● **Given information**
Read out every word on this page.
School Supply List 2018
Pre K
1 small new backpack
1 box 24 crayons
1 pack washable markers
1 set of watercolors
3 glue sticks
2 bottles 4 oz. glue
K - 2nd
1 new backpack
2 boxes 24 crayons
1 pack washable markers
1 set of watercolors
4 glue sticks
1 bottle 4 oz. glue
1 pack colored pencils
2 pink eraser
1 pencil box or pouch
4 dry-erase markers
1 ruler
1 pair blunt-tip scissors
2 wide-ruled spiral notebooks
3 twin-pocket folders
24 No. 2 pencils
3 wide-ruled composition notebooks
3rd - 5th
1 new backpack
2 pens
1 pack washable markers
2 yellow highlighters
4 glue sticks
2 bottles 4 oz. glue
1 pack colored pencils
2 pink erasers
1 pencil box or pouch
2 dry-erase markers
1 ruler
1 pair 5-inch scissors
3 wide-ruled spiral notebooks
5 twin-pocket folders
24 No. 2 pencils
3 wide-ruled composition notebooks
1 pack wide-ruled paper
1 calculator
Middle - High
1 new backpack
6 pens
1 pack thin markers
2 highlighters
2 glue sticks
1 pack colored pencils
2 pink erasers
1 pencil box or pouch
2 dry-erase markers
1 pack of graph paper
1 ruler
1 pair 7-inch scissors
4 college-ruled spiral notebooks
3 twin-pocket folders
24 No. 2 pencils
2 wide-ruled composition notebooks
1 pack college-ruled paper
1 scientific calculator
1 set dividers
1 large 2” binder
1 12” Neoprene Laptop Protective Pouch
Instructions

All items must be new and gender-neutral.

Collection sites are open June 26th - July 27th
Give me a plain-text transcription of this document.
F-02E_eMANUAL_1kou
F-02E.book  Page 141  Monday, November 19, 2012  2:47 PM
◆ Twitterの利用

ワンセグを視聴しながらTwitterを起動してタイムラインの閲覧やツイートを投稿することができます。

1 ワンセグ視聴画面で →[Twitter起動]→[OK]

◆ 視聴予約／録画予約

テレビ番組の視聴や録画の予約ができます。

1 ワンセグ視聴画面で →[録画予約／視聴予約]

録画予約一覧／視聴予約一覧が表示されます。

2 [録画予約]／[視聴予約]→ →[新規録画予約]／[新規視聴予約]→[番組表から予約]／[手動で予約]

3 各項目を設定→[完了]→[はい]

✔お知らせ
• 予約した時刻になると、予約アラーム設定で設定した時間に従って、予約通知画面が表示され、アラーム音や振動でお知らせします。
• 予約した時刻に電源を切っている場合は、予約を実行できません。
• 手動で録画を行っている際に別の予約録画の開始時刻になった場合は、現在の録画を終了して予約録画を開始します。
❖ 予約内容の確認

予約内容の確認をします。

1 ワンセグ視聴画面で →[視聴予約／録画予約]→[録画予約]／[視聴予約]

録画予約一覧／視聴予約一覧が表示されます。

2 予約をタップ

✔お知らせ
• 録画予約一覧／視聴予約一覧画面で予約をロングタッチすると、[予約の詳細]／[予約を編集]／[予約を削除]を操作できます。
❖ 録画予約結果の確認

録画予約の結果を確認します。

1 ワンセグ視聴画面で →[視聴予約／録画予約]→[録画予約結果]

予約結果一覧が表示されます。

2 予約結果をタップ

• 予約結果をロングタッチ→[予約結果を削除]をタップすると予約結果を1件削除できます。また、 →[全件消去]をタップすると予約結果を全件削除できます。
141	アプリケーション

● **Do this**
Give the entries once more, exactly as they appear.

● **Expected output**
Read out every word on this page.
School Supply List 2018
Pre K
1 small new backpack
1 box 24 crayons
1 pack washable markers
1 set of watercolors
3 glue sticks
2 bottles 4 oz. glue
K - 2nd
1 new backpack
2 boxes 24 crayons
1 pack washable markers
1 set of watercolors
4 glue sticks
1 bottle 4 oz. glue
1 pack colored pencils
2 pink eraser
1 pencil box or pouch
4 dry-erase markers
1 ruler
1 pair blunt-tip scissors
2 wide-ruled spiral notebooks
3 twin-pocket folders
24 No. 2 pencils
3 wide-ruled composition notebooks
3rd - 5th
1 new backpack
2 pens
1 pack washable markers
2 yellow highlighters
4 glue sticks
2 bottles 4 oz. glue
1 pack colored pencils
2 pink erasers
1 pencil box or pouch
2 dry-erase markers
1 ruler
1 pair 5-inch scissors
3 wide-ruled spiral notebooks
5 twin-pocket folders
24 No. 2 pencils
3 wide-ruled composition notebooks
1 pack wide-ruled paper
1 calculator
Middle - High
1 new backpack
6 pens
1 pack thin markers
2 highlighters
2 glue sticks
1 pack colored pencils
2 pink erasers
1 pencil box or pouch
2 dry-erase markers
1 pack of graph paper
1 ruler
1 pair 7-inch scissors
4 college-ruled spiral notebooks
3 twin-pocket folders
24 No. 2 pencils
2 wide-ruled composition notebooks
1 pack college-ruled paper
1 scientific calculator
1 set dividers
1 large 2” binder
1 12” Neoprene Laptop Protective Pouch
Instructions

All items must be new and gender-neutral.

Collection sites are open June 26th - July 27th
Give me a plain-text transcription of this document.
F-02E_eMANUAL_1kou
F-02E.book  Page 141  Monday, November 19, 2012  2:47 PM
◆ Twitterの利用

ワンセグを視聴しながらTwitterを起動してタイムラインの閲覧やツイートを投稿することができます。

1 ワンセグ視聴画面で →[Twitter起動]→[OK]

◆ 視聴予約／録画予約

テレビ番組の視聴や録画の予約ができます。

1 ワンセグ視聴画面で →[録画予約／視聴予約]

録画予約一覧／視聴予約一覧が表示されます。

2 [録画予約]／[視聴予約]→ →[新規録画予約]／[新規視聴予約]→[番組表から予約]／[手動で予約]

3 各項目を設定→[完了]→[はい]

✔お知らせ
• 予約した時刻になると、予約アラーム設定で設定した時間に従って、予約通知画面が表示され、アラーム音や振動でお知らせします。
• 予約した時刻に電源を切っている場合は、予約を実行できません。
• 手動で録画を行っている際に別の予約録画の開始時刻になった場合は、現在の録画を終了して予約録画を開始します。
❖ 予約内容の確認

予約内容の確認をします。

1 ワンセグ視聴画面で →[視聴予約／録画予約]→[録画予約]／[視聴予約]

録画予約一覧／視聴予約一覧が表示されます。

2 予約をタップ

✔お知らせ
• 録画予約一覧／視聴予約一覧画面で予約をロングタッチすると、[予約の詳細]／[予約を編集]／[予約を削除]を操作できます。
❖ 録画予約結果の確認

録画予約の結果を確認します。

1 ワンセグ視聴画面で →[視聴予約／録画予約]→[録画予約結果]

予約結果一覧が表示されます。

2 予約結果をタップ

• 予約結果をロングタッチ→[予約結果を削除]をタップすると予約結果を1件削除できます。また、 →[全件消去]をタップすると予約結果を全件削除できます。
141	アプリケーション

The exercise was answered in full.